What you will do: Copy each record exactly as it reads, leaving out any pictures it holds.

(Records about charts and figures)
%%
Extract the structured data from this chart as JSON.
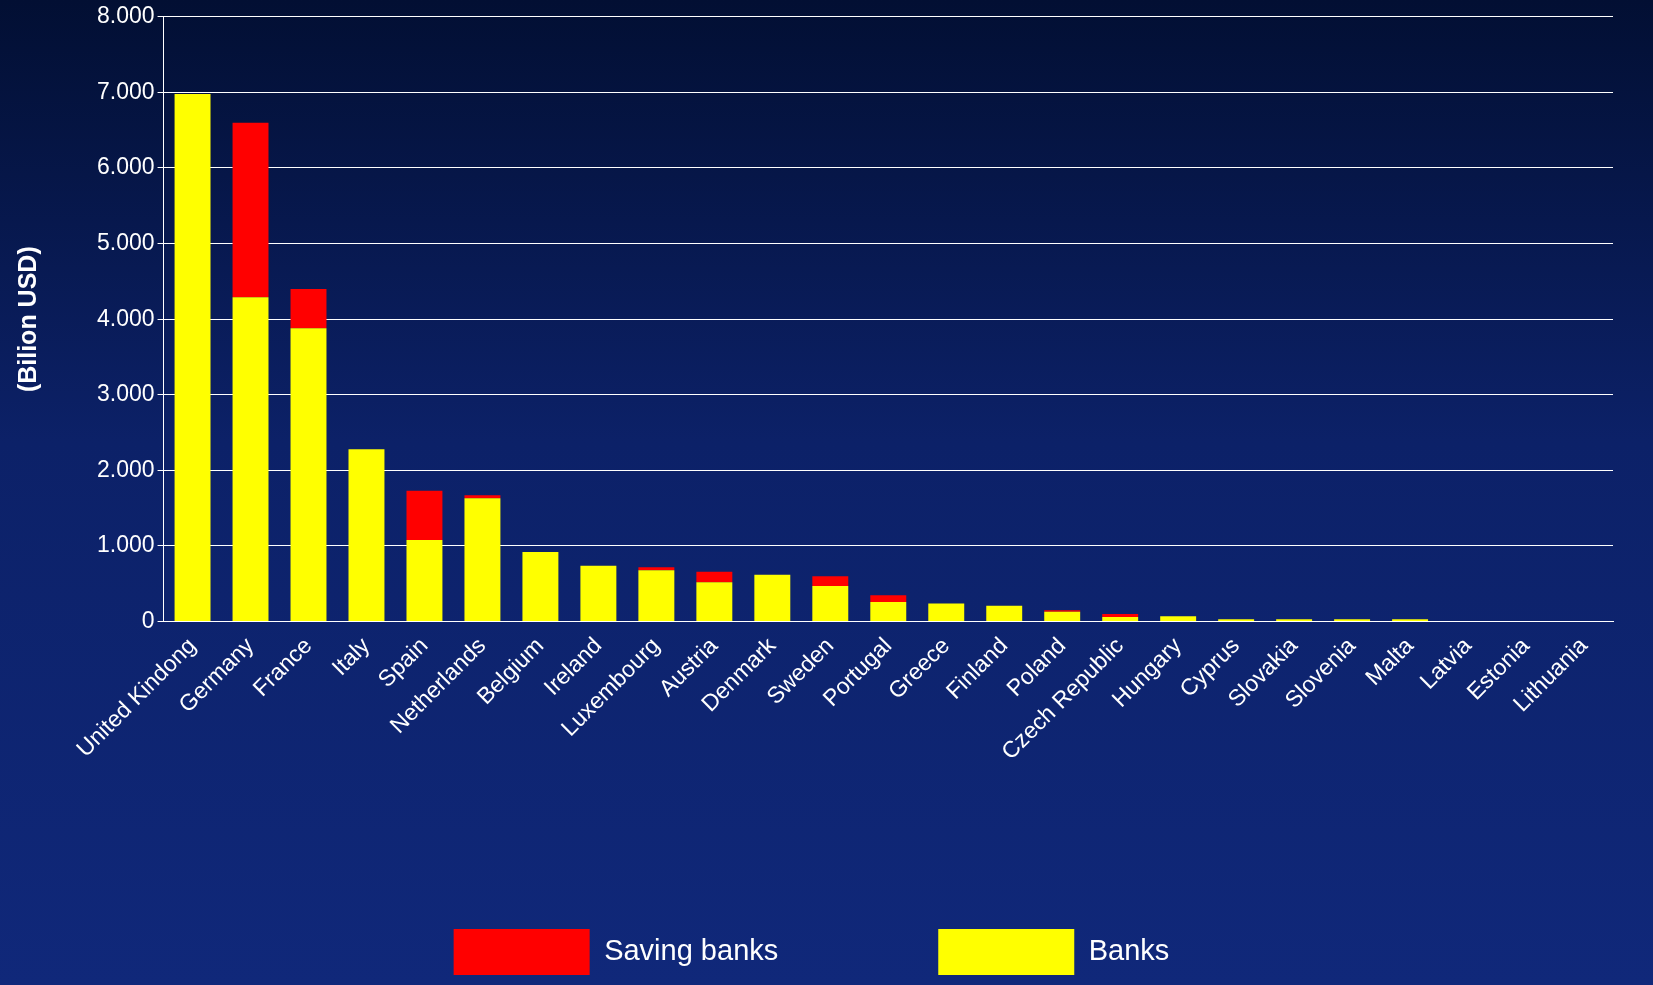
{
  "chart_data": {
    "type": "bar",
    "stacked": true,
    "ylabel": "(Bilion USD)",
    "categories": [
      "United Kindong",
      "Germany",
      "France",
      "Italy",
      "Spain",
      "Netherlands",
      "Belgium",
      "Ireland",
      "Luxembourg",
      "Austria",
      "Denmark",
      "Sweden",
      "Portugal",
      "Greece",
      "Finland",
      "Poland",
      "Czech Republic",
      "Hungary",
      "Cyprus",
      "Slovakia",
      "Slovenia",
      "Malta",
      "Latvia",
      "Estonia",
      "Lithuania"
    ],
    "series": [
      {
        "name": "Banks",
        "color": "#ffff00",
        "values": [
          6980,
          4290,
          3880,
          2280,
          1080,
          1630,
          920,
          740,
          680,
          520,
          620,
          470,
          260,
          240,
          210,
          130,
          60,
          70,
          30,
          30,
          30,
          30,
          0,
          0,
          0
        ]
      },
      {
        "name": "Saving banks",
        "color": "#ff0000",
        "values": [
          0,
          2310,
          520,
          0,
          650,
          40,
          0,
          0,
          40,
          140,
          0,
          130,
          90,
          0,
          0,
          20,
          40,
          0,
          0,
          0,
          0,
          0,
          0,
          0,
          0
        ]
      }
    ],
    "ylim": [
      0,
      8000
    ],
    "yticks": [
      {
        "value": 0,
        "label": "0"
      },
      {
        "value": 1000,
        "label": "1.000"
      },
      {
        "value": 2000,
        "label": "2.000"
      },
      {
        "value": 3000,
        "label": "3.000"
      },
      {
        "value": 4000,
        "label": "4.000"
      },
      {
        "value": 5000,
        "label": "5.000"
      },
      {
        "value": 6000,
        "label": "6.000"
      },
      {
        "value": 7000,
        "label": "7.000"
      },
      {
        "value": 8000,
        "label": "8.000"
      }
    ],
    "grid": "y",
    "legend": "bottom"
  }
}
%%
Response:
Extract the structured data from this chart as JSON.
{
  "chart_data": {
    "type": "bar",
    "stacked": true,
    "ylabel": "(Bilion USD)",
    "categories": [
      "United Kindong",
      "Germany",
      "France",
      "Italy",
      "Spain",
      "Netherlands",
      "Belgium",
      "Ireland",
      "Luxembourg",
      "Austria",
      "Denmark",
      "Sweden",
      "Portugal",
      "Greece",
      "Finland",
      "Poland",
      "Czech Republic",
      "Hungary",
      "Cyprus",
      "Slovakia",
      "Slovenia",
      "Malta",
      "Latvia",
      "Estonia",
      "Lithuania"
    ],
    "series": [
      {
        "name": "Banks",
        "color": "#ffff00",
        "values": [
          6980,
          4290,
          3880,
          2280,
          1080,
          1630,
          920,
          740,
          680,
          520,
          620,
          470,
          260,
          240,
          210,
          130,
          60,
          70,
          30,
          30,
          30,
          30,
          0,
          0,
          0
        ]
      },
      {
        "name": "Saving banks",
        "color": "#ff0000",
        "values": [
          0,
          2310,
          520,
          0,
          650,
          40,
          0,
          0,
          40,
          140,
          0,
          130,
          90,
          0,
          0,
          20,
          40,
          0,
          0,
          0,
          0,
          0,
          0,
          0,
          0
        ]
      }
    ],
    "ylim": [
      0,
      8000
    ],
    "yticks": [
      {
        "value": 0,
        "label": "0"
      },
      {
        "value": 1000,
        "label": "1.000"
      },
      {
        "value": 2000,
        "label": "2.000"
      },
      {
        "value": 3000,
        "label": "3.000"
      },
      {
        "value": 4000,
        "label": "4.000"
      },
      {
        "value": 5000,
        "label": "5.000"
      },
      {
        "value": 6000,
        "label": "6.000"
      },
      {
        "value": 7000,
        "label": "7.000"
      },
      {
        "value": 8000,
        "label": "8.000"
      }
    ],
    "grid": "y",
    "legend": "bottom"
  }
}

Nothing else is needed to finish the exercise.